(Collected data)
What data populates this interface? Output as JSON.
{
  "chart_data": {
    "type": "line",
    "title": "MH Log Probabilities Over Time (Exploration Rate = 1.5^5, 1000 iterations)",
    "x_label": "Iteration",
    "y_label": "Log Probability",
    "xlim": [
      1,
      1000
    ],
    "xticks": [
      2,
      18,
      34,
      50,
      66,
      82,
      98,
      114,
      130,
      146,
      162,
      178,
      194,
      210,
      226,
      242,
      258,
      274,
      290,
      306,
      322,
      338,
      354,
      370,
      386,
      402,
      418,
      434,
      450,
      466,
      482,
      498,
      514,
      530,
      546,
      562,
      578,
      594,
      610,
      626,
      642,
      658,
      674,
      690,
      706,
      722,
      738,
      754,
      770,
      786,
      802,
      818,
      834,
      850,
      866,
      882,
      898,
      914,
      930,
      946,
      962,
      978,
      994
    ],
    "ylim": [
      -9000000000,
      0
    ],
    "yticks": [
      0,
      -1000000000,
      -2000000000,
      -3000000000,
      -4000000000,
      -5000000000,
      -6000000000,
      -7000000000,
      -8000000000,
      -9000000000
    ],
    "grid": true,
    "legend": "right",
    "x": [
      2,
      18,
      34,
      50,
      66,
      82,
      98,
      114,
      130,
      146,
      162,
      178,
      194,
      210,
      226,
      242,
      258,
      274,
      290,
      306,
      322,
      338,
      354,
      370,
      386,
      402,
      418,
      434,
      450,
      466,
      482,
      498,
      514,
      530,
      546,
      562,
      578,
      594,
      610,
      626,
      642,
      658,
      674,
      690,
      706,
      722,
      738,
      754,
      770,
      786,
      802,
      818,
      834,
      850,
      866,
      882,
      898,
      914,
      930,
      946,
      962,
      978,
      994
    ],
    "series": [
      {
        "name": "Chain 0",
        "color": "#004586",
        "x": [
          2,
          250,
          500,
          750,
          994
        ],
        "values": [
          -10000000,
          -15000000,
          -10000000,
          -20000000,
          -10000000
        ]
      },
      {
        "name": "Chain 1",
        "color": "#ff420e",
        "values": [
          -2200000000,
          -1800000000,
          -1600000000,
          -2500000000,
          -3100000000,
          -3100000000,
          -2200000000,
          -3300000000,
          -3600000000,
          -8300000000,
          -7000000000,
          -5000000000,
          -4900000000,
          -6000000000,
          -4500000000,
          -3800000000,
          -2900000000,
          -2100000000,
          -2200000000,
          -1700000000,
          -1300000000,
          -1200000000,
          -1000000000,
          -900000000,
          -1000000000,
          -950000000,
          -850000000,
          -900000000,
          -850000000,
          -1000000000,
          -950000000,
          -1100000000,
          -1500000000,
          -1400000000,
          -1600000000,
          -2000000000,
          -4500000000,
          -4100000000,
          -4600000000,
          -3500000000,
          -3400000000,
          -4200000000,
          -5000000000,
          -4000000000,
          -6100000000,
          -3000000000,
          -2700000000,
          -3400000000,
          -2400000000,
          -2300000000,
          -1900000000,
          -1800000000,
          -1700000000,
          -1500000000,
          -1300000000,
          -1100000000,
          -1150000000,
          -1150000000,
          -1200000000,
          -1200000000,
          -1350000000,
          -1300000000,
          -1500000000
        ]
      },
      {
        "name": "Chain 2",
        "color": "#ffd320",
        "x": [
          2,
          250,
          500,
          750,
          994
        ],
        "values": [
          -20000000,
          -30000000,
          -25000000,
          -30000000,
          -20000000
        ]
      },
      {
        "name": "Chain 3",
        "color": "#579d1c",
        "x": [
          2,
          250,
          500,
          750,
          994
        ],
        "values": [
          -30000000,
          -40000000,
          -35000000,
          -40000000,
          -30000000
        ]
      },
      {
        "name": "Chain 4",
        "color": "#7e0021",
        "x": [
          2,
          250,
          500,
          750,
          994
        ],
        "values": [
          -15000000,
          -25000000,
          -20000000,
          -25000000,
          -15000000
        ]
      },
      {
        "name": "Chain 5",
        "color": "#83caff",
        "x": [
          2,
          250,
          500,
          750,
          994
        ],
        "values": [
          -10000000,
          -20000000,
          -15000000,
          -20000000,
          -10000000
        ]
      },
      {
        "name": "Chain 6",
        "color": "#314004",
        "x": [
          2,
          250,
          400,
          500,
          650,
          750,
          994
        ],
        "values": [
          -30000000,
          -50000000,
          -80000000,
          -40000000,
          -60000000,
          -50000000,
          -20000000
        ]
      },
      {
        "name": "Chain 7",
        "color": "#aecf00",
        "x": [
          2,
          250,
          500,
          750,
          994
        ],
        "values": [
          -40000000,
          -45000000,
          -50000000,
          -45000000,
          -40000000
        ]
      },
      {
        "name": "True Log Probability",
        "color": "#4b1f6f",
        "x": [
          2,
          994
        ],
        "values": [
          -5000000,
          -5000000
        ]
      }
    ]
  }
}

_Exercise prompt_: Pick out every line with the string "color" and copy it.

_Answer to the exercise_:
        "color": "#004586",
        "color": "#ff420e",
        "color": "#ffd320",
        "color": "#579d1c",
        "color": "#7e0021",
        "color": "#83caff",
        "color": "#314004",
        "color": "#aecf00",
        "color": "#4b1f6f",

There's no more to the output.